The whole of the data must be transcribed exactly.

Collected data entries
════════════════

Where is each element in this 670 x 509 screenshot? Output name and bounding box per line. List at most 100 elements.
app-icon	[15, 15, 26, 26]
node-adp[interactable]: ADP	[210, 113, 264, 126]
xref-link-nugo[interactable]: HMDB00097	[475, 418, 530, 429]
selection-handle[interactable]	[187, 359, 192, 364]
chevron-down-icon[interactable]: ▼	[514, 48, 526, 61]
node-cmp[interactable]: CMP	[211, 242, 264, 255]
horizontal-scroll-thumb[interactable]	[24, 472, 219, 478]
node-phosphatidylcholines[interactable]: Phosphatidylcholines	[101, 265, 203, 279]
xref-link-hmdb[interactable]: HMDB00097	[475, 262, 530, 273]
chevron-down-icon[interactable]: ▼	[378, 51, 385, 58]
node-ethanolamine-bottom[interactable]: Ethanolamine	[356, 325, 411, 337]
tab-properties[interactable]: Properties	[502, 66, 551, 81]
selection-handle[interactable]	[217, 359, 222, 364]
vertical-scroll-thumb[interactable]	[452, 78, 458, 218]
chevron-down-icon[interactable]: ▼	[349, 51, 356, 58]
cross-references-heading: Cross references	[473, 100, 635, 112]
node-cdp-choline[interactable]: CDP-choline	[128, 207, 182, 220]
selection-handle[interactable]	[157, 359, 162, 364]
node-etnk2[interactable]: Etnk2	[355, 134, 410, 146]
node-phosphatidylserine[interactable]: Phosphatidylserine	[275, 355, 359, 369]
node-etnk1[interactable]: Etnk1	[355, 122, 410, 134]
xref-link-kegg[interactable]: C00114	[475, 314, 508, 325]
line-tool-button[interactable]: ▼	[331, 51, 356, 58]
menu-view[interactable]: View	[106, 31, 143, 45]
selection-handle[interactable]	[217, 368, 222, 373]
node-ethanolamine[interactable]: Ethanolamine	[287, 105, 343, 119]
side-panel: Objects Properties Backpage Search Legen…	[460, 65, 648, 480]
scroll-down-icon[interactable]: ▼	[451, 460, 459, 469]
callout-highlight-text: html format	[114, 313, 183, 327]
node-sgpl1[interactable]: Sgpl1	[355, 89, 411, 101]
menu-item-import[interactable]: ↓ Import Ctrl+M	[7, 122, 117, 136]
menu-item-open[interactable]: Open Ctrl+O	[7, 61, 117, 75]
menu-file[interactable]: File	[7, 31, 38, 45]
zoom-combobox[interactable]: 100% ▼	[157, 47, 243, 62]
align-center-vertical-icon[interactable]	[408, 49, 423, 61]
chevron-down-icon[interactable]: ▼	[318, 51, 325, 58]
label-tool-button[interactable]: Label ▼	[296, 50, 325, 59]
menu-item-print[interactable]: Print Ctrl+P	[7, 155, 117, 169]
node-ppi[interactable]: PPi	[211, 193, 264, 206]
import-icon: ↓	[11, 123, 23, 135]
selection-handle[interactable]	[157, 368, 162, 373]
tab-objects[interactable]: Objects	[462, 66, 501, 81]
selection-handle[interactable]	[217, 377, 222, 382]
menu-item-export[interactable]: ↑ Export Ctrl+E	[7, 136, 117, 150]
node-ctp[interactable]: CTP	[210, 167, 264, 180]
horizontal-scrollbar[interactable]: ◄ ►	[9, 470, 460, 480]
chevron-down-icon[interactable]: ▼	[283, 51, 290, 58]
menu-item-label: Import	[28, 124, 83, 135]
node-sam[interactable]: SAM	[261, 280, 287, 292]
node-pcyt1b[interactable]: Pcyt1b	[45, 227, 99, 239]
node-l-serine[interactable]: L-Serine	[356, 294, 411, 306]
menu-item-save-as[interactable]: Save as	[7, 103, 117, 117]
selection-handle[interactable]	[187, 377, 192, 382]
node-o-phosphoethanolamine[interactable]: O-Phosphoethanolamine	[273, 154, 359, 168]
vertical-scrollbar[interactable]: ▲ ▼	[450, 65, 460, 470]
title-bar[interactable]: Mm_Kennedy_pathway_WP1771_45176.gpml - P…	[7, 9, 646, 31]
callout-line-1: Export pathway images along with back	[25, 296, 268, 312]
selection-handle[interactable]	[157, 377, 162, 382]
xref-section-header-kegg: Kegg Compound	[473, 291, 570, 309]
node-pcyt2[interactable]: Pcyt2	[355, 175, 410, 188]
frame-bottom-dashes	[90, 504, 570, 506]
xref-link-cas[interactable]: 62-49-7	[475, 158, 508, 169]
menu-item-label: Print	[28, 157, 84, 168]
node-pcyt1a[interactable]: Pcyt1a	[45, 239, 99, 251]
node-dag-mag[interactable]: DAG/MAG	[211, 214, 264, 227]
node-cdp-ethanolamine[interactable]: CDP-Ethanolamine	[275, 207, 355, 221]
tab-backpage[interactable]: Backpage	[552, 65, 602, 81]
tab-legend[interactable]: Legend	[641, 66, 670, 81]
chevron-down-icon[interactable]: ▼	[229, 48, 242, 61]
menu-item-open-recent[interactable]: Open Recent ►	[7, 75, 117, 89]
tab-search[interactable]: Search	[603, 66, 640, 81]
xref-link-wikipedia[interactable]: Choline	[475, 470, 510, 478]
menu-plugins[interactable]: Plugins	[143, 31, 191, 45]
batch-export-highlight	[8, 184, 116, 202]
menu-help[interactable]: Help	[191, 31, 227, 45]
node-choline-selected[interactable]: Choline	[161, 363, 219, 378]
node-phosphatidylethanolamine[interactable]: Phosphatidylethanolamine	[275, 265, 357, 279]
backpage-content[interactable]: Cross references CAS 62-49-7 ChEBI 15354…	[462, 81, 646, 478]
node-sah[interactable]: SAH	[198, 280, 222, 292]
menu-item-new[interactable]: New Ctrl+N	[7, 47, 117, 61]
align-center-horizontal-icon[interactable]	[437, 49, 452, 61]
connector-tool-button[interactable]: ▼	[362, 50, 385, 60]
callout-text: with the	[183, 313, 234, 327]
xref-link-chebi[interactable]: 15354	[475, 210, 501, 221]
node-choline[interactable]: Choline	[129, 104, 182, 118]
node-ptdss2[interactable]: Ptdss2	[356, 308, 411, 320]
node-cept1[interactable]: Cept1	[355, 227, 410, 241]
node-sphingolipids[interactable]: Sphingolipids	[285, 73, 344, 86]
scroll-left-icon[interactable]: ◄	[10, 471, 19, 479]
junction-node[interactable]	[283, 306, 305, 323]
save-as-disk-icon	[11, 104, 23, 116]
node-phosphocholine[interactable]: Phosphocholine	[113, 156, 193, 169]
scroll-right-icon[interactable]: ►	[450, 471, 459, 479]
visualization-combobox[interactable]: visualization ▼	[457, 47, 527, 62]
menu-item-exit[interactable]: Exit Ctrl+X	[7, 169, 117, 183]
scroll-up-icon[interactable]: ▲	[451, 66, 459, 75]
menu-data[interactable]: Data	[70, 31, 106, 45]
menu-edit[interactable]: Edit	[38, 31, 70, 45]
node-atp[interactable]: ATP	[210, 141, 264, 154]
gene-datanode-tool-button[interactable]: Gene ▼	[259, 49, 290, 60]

════════════════

Response -
Where is each element in this 670 x 509 screenshot? Output name and bounding box per line. List at most 100 elements.
app-icon	[15, 15, 26, 26]
node-adp[interactable]: ADP	[210, 113, 264, 126]
xref-link-nugo[interactable]: HMDB00097	[475, 418, 530, 429]
selection-handle[interactable]	[187, 359, 192, 364]
chevron-down-icon[interactable]: ▼	[514, 48, 526, 61]
node-cmp[interactable]: CMP	[211, 242, 264, 255]
horizontal-scroll-thumb[interactable]	[24, 472, 219, 478]
node-phosphatidylcholines[interactable]: Phosphatidylcholines	[101, 265, 203, 279]
xref-link-hmdb[interactable]: HMDB00097	[475, 262, 530, 273]
chevron-down-icon[interactable]: ▼	[378, 51, 385, 58]
node-ethanolamine-bottom[interactable]: Ethanolamine	[356, 325, 411, 337]
tab-properties[interactable]: Properties	[502, 66, 551, 81]
selection-handle[interactable]	[217, 359, 222, 364]
vertical-scroll-thumb[interactable]	[452, 78, 458, 218]
chevron-down-icon[interactable]: ▼	[349, 51, 356, 58]
cross-references-heading: Cross references	[473, 100, 635, 112]
node-cdp-choline[interactable]: CDP-choline	[128, 207, 182, 220]
selection-handle[interactable]	[157, 359, 162, 364]
node-etnk2[interactable]: Etnk2	[355, 134, 410, 146]
node-phosphatidylserine[interactable]: Phosphatidylserine	[275, 355, 359, 369]
node-etnk1[interactable]: Etnk1	[355, 122, 410, 134]
xref-link-kegg[interactable]: C00114	[475, 314, 508, 325]
line-tool-button[interactable]: ▼	[331, 51, 356, 58]
menu-view[interactable]: View	[106, 31, 143, 45]
selection-handle[interactable]	[217, 368, 222, 373]
node-ethanolamine[interactable]: Ethanolamine	[287, 105, 343, 119]
side-panel: Objects Properties Backpage Search Legen…	[460, 65, 648, 480]
scroll-down-icon[interactable]: ▼	[451, 460, 459, 469]
callout-highlight-text: html format	[114, 313, 183, 327]
node-sgpl1[interactable]: Sgpl1	[355, 89, 411, 101]
menu-item-import[interactable]: ↓ Import Ctrl+M	[7, 122, 117, 136]
menu-item-open[interactable]: Open Ctrl+O	[7, 61, 117, 75]
menu-file[interactable]: File	[7, 31, 38, 45]
zoom-combobox[interactable]: 100% ▼	[157, 47, 243, 62]
align-center-vertical-icon[interactable]	[408, 49, 423, 61]
chevron-down-icon[interactable]: ▼	[318, 51, 325, 58]
label-tool-button[interactable]: Label ▼	[296, 50, 325, 59]
menu-item-print[interactable]: Print Ctrl+P	[7, 155, 117, 169]
node-ppi[interactable]: PPi	[211, 193, 264, 206]
import-icon: ↓	[11, 123, 23, 135]
selection-handle[interactable]	[157, 368, 162, 373]
tab-objects[interactable]: Objects	[462, 66, 501, 81]
selection-handle[interactable]	[217, 377, 222, 382]
menu-item-export[interactable]: ↑ Export Ctrl+E	[7, 136, 117, 150]
node-ctp[interactable]: CTP	[210, 167, 264, 180]
horizontal-scrollbar[interactable]: ◄ ►	[9, 470, 460, 480]
chevron-down-icon[interactable]: ▼	[283, 51, 290, 58]
menu-item-label: Import	[28, 124, 83, 135]
node-sam[interactable]: SAM	[261, 280, 287, 292]
node-pcyt1b[interactable]: Pcyt1b	[45, 227, 99, 239]
node-l-serine[interactable]: L-Serine	[356, 294, 411, 306]
menu-item-save-as[interactable]: Save as	[7, 103, 117, 117]
selection-handle[interactable]	[187, 377, 192, 382]
node-o-phosphoethanolamine[interactable]: O-Phosphoethanolamine	[273, 154, 359, 168]
vertical-scrollbar[interactable]: ▲ ▼	[450, 65, 460, 470]
title-bar[interactable]: Mm_Kennedy_pathway_WP1771_45176.gpml - P…	[7, 9, 646, 31]
callout-line-1: Export pathway images along with back	[25, 296, 268, 312]
selection-handle[interactable]	[157, 377, 162, 382]
xref-section-header-kegg: Kegg Compound	[473, 291, 570, 309]
node-pcyt2[interactable]: Pcyt2	[355, 175, 410, 188]
frame-bottom-dashes	[90, 504, 570, 506]
xref-link-cas[interactable]: 62-49-7	[475, 158, 508, 169]
menu-item-label: Print	[28, 157, 84, 168]
node-pcyt1a[interactable]: Pcyt1a	[45, 239, 99, 251]
node-dag-mag[interactable]: DAG/MAG	[211, 214, 264, 227]
node-cdp-ethanolamine[interactable]: CDP-Ethanolamine	[275, 207, 355, 221]
tab-backpage[interactable]: Backpage	[552, 65, 602, 81]
tab-legend[interactable]: Legend	[641, 66, 670, 81]
chevron-down-icon[interactable]: ▼	[229, 48, 242, 61]
menu-item-open-recent[interactable]: Open Recent ►	[7, 75, 117, 89]
tab-search[interactable]: Search	[603, 66, 640, 81]
xref-link-wikipedia[interactable]: Choline	[475, 470, 510, 478]
menu-plugins[interactable]: Plugins	[143, 31, 191, 45]
batch-export-highlight	[8, 184, 116, 202]
menu-help[interactable]: Help	[191, 31, 227, 45]
node-choline-selected[interactable]: Choline	[161, 363, 219, 378]
node-phosphatidylethanolamine[interactable]: Phosphatidylethanolamine	[275, 265, 357, 279]
backpage-content[interactable]: Cross references CAS 62-49-7 ChEBI 15354…	[462, 81, 646, 478]
node-sah[interactable]: SAH	[198, 280, 222, 292]
menu-item-new[interactable]: New Ctrl+N	[7, 47, 117, 61]
align-center-horizontal-icon[interactable]	[437, 49, 452, 61]
connector-tool-button[interactable]: ▼	[362, 50, 385, 60]
callout-text: with the	[183, 313, 234, 327]
xref-link-chebi[interactable]: 15354	[475, 210, 501, 221]
node-choline[interactable]: Choline	[129, 104, 182, 118]
node-ptdss2[interactable]: Ptdss2	[356, 308, 411, 320]
node-cept1[interactable]: Cept1	[355, 227, 410, 241]
node-sphingolipids[interactable]: Sphingolipids	[285, 73, 344, 86]
scroll-left-icon[interactable]: ◄	[10, 471, 19, 479]
junction-node[interactable]	[283, 306, 305, 323]
save-as-disk-icon	[11, 104, 23, 116]
node-phosphocholine[interactable]: Phosphocholine	[113, 156, 193, 169]
scroll-right-icon[interactable]: ►	[450, 471, 459, 479]
visualization-combobox[interactable]: visualization ▼	[457, 47, 527, 62]
menu-item-exit[interactable]: Exit Ctrl+X	[7, 169, 117, 183]
scroll-up-icon[interactable]: ▲	[451, 66, 459, 75]
menu-data[interactable]: Data	[70, 31, 106, 45]
menu-edit[interactable]: Edit	[38, 31, 70, 45]
node-atp[interactable]: ATP	[210, 141, 264, 154]
gene-datanode-tool-button[interactable]: Gene ▼	[259, 49, 290, 60]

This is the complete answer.